Pull every line containing "JSON" out of the material below.

Dataset records:
++++
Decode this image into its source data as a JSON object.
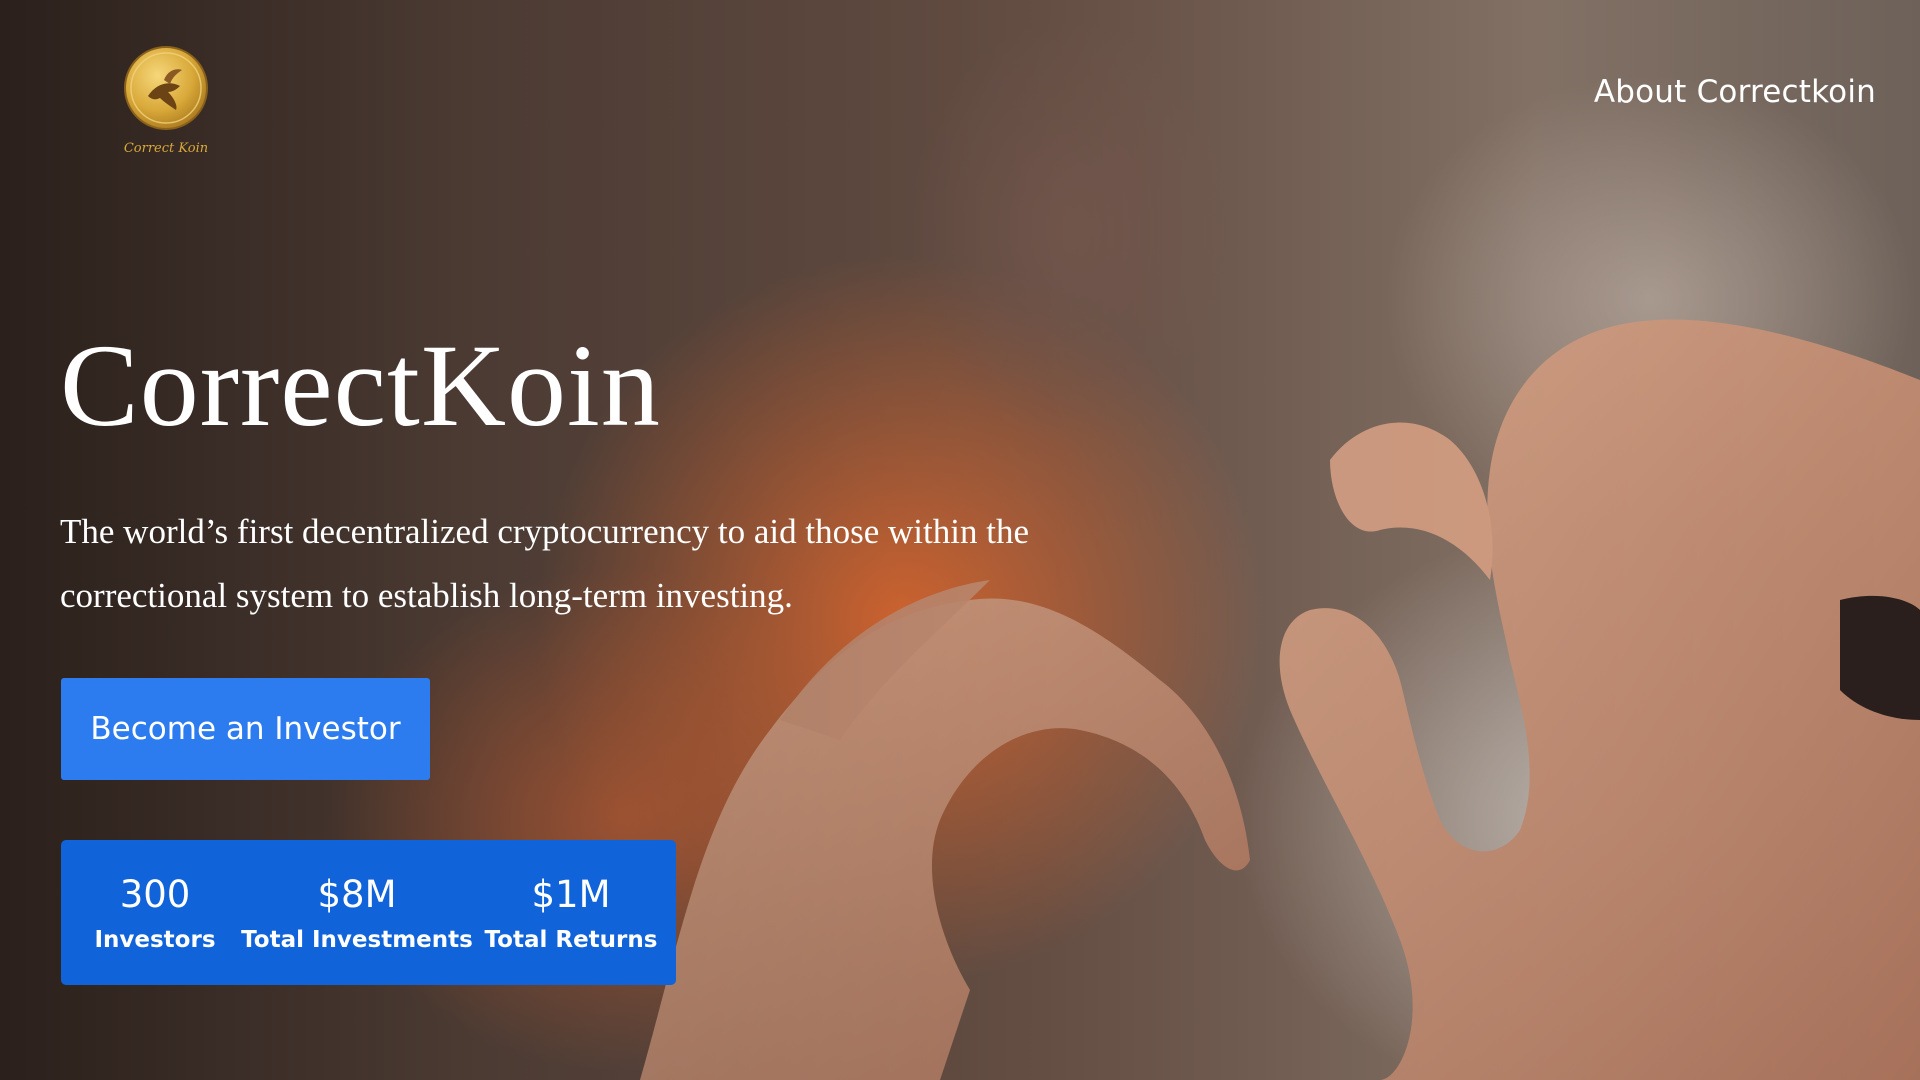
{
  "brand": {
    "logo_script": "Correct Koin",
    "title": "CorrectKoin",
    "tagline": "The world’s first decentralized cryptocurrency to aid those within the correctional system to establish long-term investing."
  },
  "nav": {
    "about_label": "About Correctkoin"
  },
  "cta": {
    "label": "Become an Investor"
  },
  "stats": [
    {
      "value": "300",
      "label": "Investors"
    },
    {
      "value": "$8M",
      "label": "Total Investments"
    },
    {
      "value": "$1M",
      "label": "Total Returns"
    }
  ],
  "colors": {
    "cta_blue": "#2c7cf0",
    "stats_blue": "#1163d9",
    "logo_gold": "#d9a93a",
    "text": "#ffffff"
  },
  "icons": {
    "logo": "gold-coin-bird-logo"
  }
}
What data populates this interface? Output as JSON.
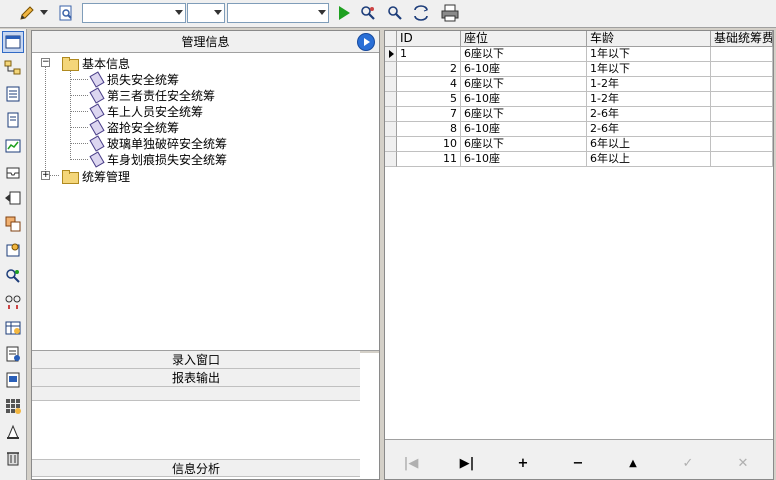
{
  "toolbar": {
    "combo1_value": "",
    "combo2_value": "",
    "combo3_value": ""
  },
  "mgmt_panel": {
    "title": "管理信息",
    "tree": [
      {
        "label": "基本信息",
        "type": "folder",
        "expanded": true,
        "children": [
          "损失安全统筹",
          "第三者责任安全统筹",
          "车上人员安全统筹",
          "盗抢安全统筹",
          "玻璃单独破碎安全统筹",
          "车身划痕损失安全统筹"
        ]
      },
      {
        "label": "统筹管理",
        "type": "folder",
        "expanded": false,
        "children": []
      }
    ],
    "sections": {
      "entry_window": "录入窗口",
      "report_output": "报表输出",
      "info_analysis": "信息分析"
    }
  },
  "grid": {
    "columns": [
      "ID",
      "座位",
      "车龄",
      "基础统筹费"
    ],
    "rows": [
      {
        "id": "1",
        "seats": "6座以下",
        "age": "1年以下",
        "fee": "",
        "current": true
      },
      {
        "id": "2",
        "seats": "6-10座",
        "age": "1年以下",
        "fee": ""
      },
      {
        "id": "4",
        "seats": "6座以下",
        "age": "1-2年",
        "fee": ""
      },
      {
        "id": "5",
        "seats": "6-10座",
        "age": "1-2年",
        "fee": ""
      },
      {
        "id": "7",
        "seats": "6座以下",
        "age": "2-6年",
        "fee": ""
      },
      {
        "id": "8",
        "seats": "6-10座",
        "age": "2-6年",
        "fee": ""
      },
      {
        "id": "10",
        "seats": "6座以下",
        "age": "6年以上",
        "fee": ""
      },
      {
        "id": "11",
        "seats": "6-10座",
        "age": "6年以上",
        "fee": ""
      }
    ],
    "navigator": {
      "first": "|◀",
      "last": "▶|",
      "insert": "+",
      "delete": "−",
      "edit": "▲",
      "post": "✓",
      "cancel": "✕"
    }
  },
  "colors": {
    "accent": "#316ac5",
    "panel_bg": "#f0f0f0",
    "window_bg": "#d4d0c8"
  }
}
++++
** The solution **
Decode this image into its source data as a JSON object.
What data populates this interface? Output as JSON.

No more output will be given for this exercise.